Your task is to copy every line of the records below that contains "пластиком".

- _Material_:
· · · · · · ·
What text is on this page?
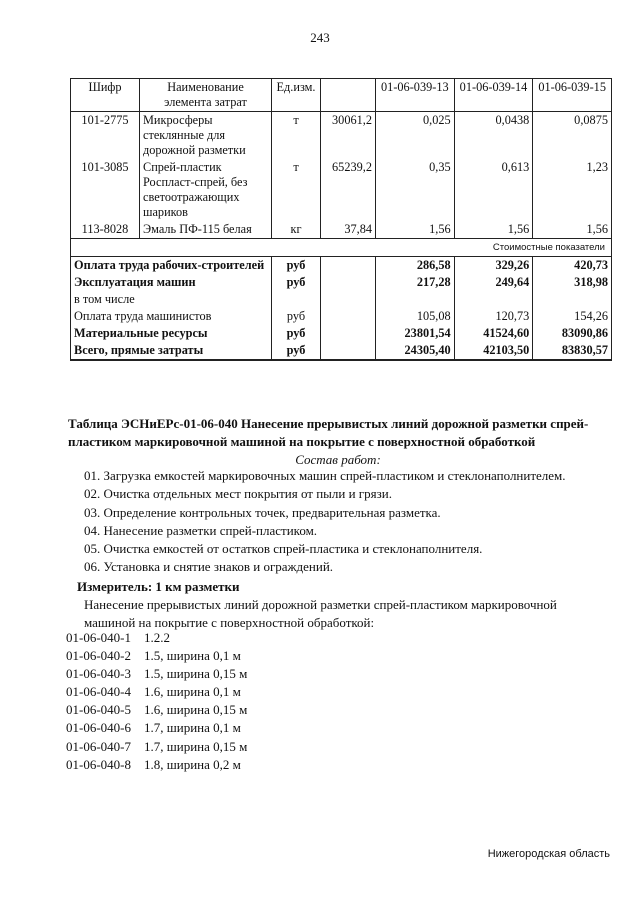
243
Шифр	Наименование элемента затрат	Ед.изм.		01-06-039-13	01-06-039-14	01-06-039-15
101-2775	Микросферы стеклянные для дорожной разметки	т	30061,2	0,025	0,0438	0,0875
101-3085	Спрей-пластик Роспласт-спрей, без светоотражающих шариков	т	65239,2	0,35	0,613	1,23
113-8028	Эмаль ПФ-115 белая	кг	37,84	1,56	1,56	1,56
Стоимостные показатели						
Оплата труда рабочих-строителей		руб		286,58	329,26	420,73
Эксплуатация машин		руб		217,28	249,64	318,98
в том числе						
Оплата труда машинистов		руб		105,08	120,73	154,26
Материальные ресурсы		руб		23801,54	41524,60	83090,86
Всего, прямые затраты		руб		24305,40	42103,50	83830,57
Таблица ЭСНиЕРс-01-06-040 Нанесение прерывистых линий дорожной разметки спрей-пластиком маркировочной машиной на покрытие с поверхностной обработкой
Состав работ:
01. Загрузка емкостей маркировочных машин спрей-пластиком и стеклонаполнителем.
02. Очистка отдельных мест покрытия от пыли и грязи.
03. Определение контрольных точек, предварительная разметка.
04. Нанесение разметки спрей-пластиком.
05. Очистка емкостей от остатков спрей-пластика и стеклонаполнителя.
06. Установка и снятие знаков и ограждений.
Измеритель: 1 км разметки
Нанесение прерывистых линий дорожной разметки спрей-пластиком маркировочной машиной на покрытие с поверхностной обработкой:
01-06-040-1 1.2.2
01-06-040-2 1.5, ширина 0,1 м
01-06-040-3 1.5, ширина 0,15 м
01-06-040-4 1.6, ширина 0,1 м
01-06-040-5 1.6, ширина 0,15 м
01-06-040-6 1.7, ширина 0,1 м
01-06-040-7 1.7, ширина 0,15 м
01-06-040-8 1.8, ширина 0,2 м
Нижегородская область
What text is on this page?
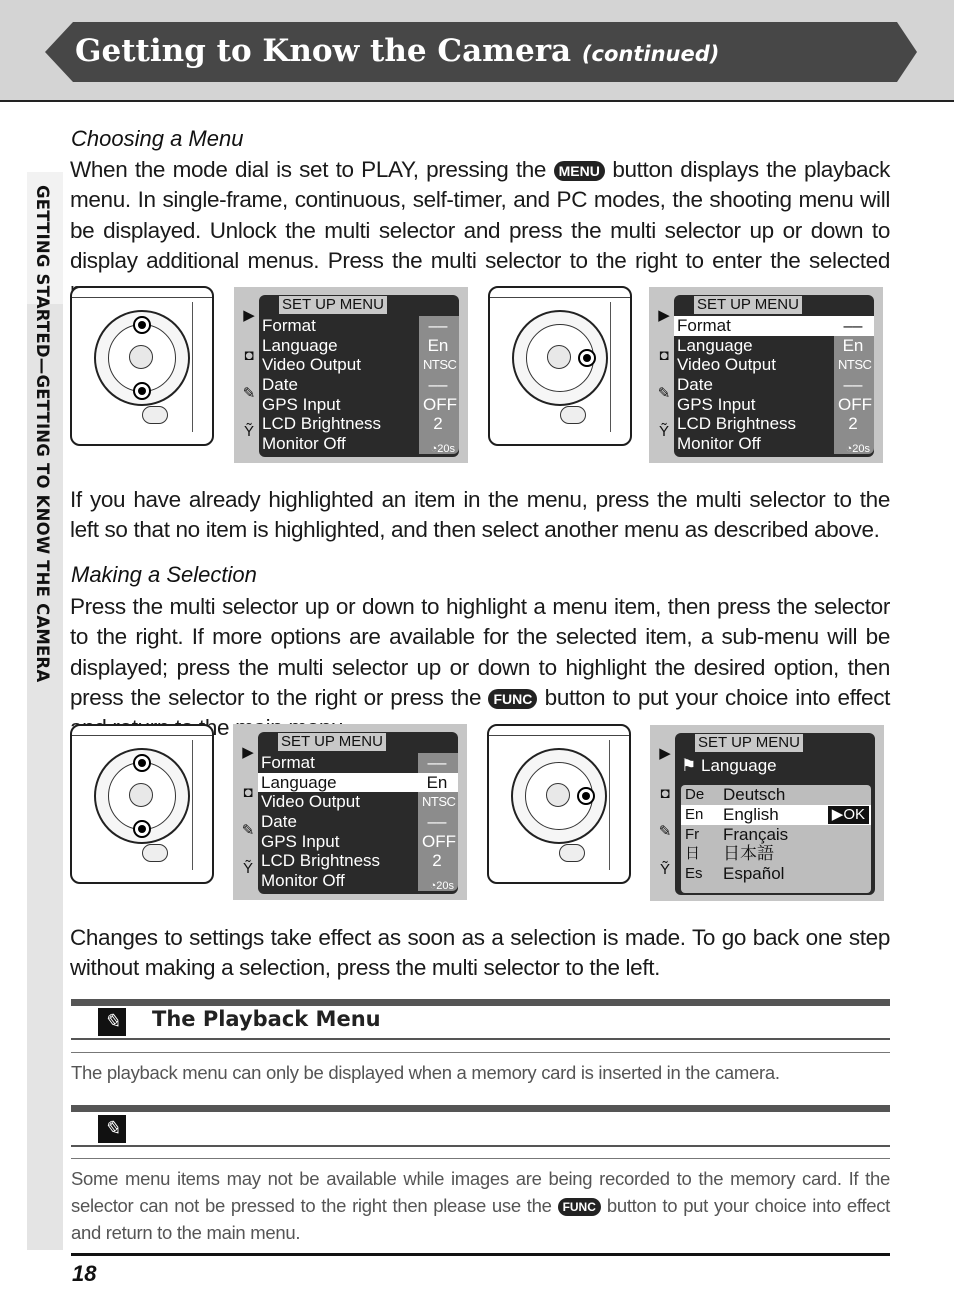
Getting to Know the Camera (continued)
GETTING STARTED—GETTING TO KNOW THE CAMERA
Choosing a Menu
When the mode dial is set to PLAY, pressing the MENU button displays the playback menu. In single-frame, continuous, self-timer, and PC modes, the shooting menu will be displayed. Unlock the multi selector and press the multi selector up or down to display additional menus. Press the multi selector to the right to enter the selected
▶
◘
✎
Ỹ
SET UP MENU
Format	––
Language	En
Video Output	NTSC
Date	––
GPS Input	OFF
LCD Brightness	2
Monitor Off	◔20s
▶
◘
✎
Ỹ
SET UP MENU
Format	––
Language	En
Video Output	NTSC
Date	––
GPS Input	OFF
LCD Brightness	2
Monitor Off	◔20s
If you have already highlighted an item in the menu, press the multi selector to the left so that no item is highlighted, and then select another menu as described above.
Making a Selection
Press the multi selector up or down to highlight a menu item, then press the selector to the right. If more options are available for the selected item, a sub-menu will be displayed; press the multi selector up or down to highlight the desired option, then press the selector to the right or press the FUNC button to put your choice into effect the
▶
◘
✎
Ỹ
SET UP MENU
Format	––
Language	En
Video Output	NTSC
Date	––
GPS Input	OFF
LCD Brightness	2
Monitor Off	◔20s
▶
◘
✎
Ỹ
SET UP MENU
⚑ Language
De Deutsch
En English	▶OK
Fr Français
日 日本語
Es Español
Changes to settings take effect as soon as a selection is made. To go back one step without making a selection, press the multi selector to the left.
✎ The Playback Menu
The playback menu can only be displayed when a memory card is inserted in the camera.
✎
Some menu items may not be available while images are being recorded to the memory card. If the selector can not be pressed to the right then please use the FUNC button to put your choice into effect and return to the main menu.
18
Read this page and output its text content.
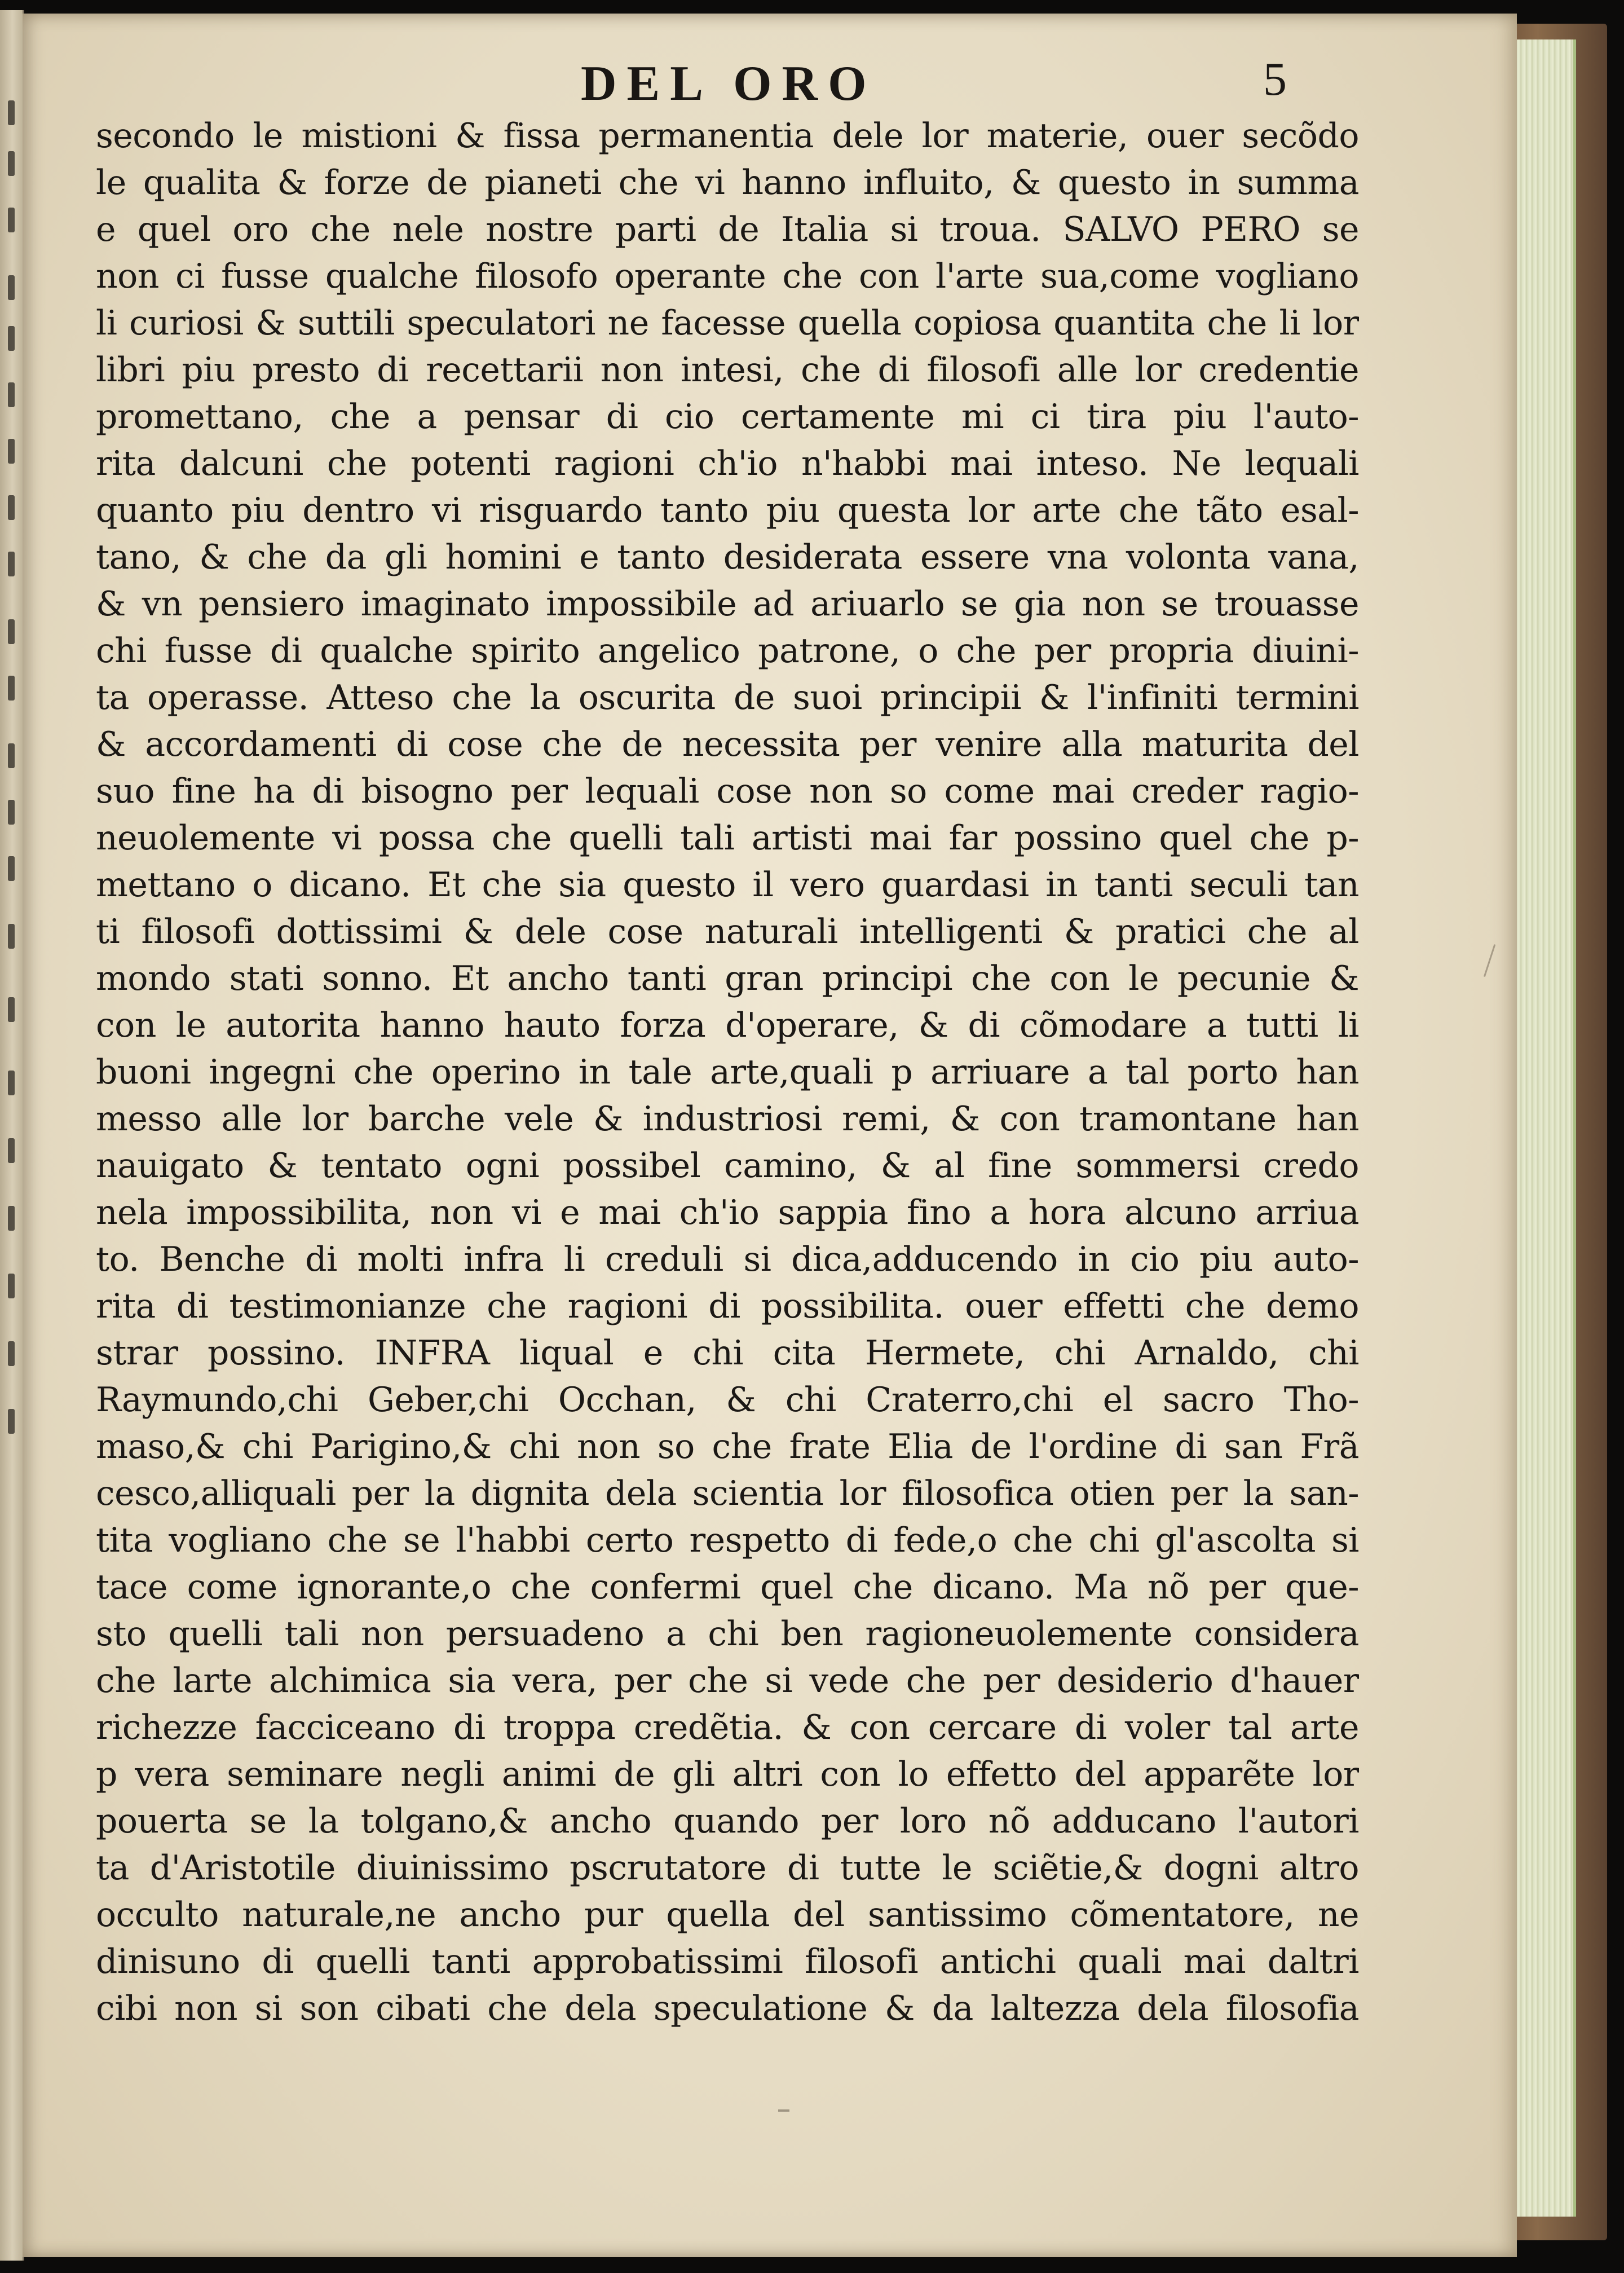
DEL ORO	5
secondo le mistioni & fissa permanentia dele lor materie, ouer secõdo
le qualita & forze de pianeti che vi hanno influito, & questo in summa
e quel oro che nele nostre parti de Italia si troua. SALVO PERO se
non ci fusse qualche filosofo operante che con l'arte sua,come vogliano
li curiosi & suttili speculatori ne facesse quella copiosa quantita che li lor
libri piu presto di recettarii non intesi, che di filosofi alle lor credentie
promettano, che a pensar di cio certamente mi ci tira piu l'auto-
rita dalcuni che potenti ragioni ch'io n'habbi mai inteso. Ne lequali
quanto piu dentro vi risguardo tanto piu questa lor arte che tãto esal-
tano, & che da gli homini e tanto desiderata essere vna volonta vana,
& vn pensiero imaginato impossibile ad ariuarlo se gia non se trouasse
chi fusse di qualche spirito angelico patrone, o che per propria diuini-
ta operasse. Atteso che la oscurita de suoi principii & l'infiniti termini
& accordamenti di cose che de necessita per venire alla maturita del
suo fine ha di bisogno per lequali cose non so come mai creder ragio-
neuolemente vi possa che quelli tali artisti mai far possino quel che p-
mettano o dicano. Et che sia questo il vero guardasi in tanti seculi tan
ti filosofi dottissimi & dele cose naturali intelligenti & pratici che al
mondo stati sonno. Et ancho tanti gran principi che con le pecunie &
con le autorita hanno hauto forza d'operare, & di cõmodare a tutti li
buoni ingegni che operino in tale arte,quali p arriuare a tal porto han
messo alle lor barche vele & industriosi remi, & con tramontane han
nauigato & tentato ogni possibel camino, & al fine sommersi credo
nela impossibilita, non vi e mai ch'io sappia fino a hora alcuno arriua
to. Benche di molti infra li creduli si dica,adducendo in cio piu auto-
rita di testimonianze che ragioni di possibilita. ouer effetti che demo
strar possino. INFRA liqual e chi cita Hermete, chi Arnaldo, chi
Raymundo,chi Geber,chi Occhan, & chi Craterro,chi el sacro Tho-
maso,& chi Parigino,& chi non so che frate Elia de l'ordine di san Frã
cesco,alliquali per la dignita dela scientia lor filosofica otien per la san-
tita vogliano che se l'habbi certo respetto di fede,o che chi gl'ascolta si
tace come ignorante,o che confermi quel che dicano. Ma nõ per que-
sto quelli tali non persuadeno a chi ben ragioneuolemente considera
che larte alchimica sia vera, per che si vede che per desiderio d'hauer
richezze facciceano di troppa credẽtia. & con cercare di voler tal arte
p vera seminare negli animi de gli altri con lo effetto del apparẽte lor
pouerta se la tolgano,& ancho quando per loro nõ adducano l'autori
ta d'Aristotile diuinissimo pscrutatore di tutte le sciẽtie,& dogni altro
occulto naturale,ne ancho pur quella del santissimo cõmentatore, ne
dinisuno di quelli tanti approbatissimi filosofi antichi quali mai daltri
cibi non si son cibati che dela speculatione & da laltezza dela filosofia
· · · · · · ·
- _Exercise answer_:
Таблица ЭСНиЕРс-01-06-040 Нанесение прерывистых линий дорожной разметки спрей-пластиком маркировочной машиной на покрытие с поверхностной обработкой
01. Загрузка емкостей маркировочных машин спрей-пластиком и стеклонаполнителем.
04. Нанесение разметки спрей-пластиком.
Нанесение прерывистых линий дорожной разметки спрей-пластиком маркировочной машиной на покрытие с поверхностной обработкой:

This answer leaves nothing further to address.